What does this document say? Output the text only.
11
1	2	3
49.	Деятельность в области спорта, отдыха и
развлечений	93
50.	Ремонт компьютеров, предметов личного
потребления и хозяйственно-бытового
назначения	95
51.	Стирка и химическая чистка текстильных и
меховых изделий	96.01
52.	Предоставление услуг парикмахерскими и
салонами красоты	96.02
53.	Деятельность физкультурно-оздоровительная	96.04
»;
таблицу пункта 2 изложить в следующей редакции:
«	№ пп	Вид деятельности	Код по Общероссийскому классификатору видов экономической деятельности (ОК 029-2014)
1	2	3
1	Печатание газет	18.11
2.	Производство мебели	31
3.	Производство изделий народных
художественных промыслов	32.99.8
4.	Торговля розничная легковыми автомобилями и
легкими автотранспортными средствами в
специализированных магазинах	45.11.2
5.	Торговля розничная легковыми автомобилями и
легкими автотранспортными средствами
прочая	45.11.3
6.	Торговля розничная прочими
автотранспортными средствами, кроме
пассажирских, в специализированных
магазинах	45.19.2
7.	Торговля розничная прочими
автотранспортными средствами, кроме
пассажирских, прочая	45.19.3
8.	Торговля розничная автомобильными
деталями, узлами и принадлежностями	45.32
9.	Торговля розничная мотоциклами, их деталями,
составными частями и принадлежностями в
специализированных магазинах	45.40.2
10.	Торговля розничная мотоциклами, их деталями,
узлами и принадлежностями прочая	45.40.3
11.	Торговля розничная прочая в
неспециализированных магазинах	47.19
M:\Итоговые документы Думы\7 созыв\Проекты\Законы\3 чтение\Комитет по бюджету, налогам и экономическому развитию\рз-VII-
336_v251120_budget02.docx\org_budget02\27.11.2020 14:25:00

→ **SHORT EXERCISE**: Could you transcribe the records in full, exactly?

→ **SOLUTION FOR THIS TASK**:
What does this document say? Output the text only.
11
1	2	3
49.	Деятельность в области спорта, отдыха и
развлечений	93
50.	Ремонт компьютеров, предметов личного
потребления и хозяйственно-бытового
назначения	95
51.	Стирка и химическая чистка текстильных и
меховых изделий	96.01
52.	Предоставление услуг парикмахерскими и
салонами красоты	96.02
53.	Деятельность физкультурно-оздоровительная	96.04
»;
таблицу пункта 2 изложить в следующей редакции:
«	№ пп	Вид деятельности	Код по Общероссийскому классификатору видов экономической деятельности (ОК 029-2014)
1	2	3
1	Печатание газет	18.11
2.	Производство мебели	31
3.	Производство изделий народных
художественных промыслов	32.99.8
4.	Торговля розничная легковыми автомобилями и
легкими автотранспортными средствами в
специализированных магазинах	45.11.2
5.	Торговля розничная легковыми автомобилями и
легкими автотранспортными средствами
прочая	45.11.3
6.	Торговля розничная прочими
автотранспортными средствами, кроме
пассажирских, в специализированных
магазинах	45.19.2
7.	Торговля розничная прочими
автотранспортными средствами, кроме
пассажирских, прочая	45.19.3
8.	Торговля розничная автомобильными
деталями, узлами и принадлежностями	45.32
9.	Торговля розничная мотоциклами, их деталями,
составными частями и принадлежностями в
специализированных магазинах	45.40.2
10.	Торговля розничная мотоциклами, их деталями,
узлами и принадлежностями прочая	45.40.3
11.	Торговля розничная прочая в
неспециализированных магазинах	47.19
M:\Итоговые документы Думы\7 созыв\Проекты\Законы\3 чтение\Комитет по бюджету, налогам и экономическому развитию\рз-VII-
336_v251120_budget02.docx\org_budget02\27.11.2020 14:25:00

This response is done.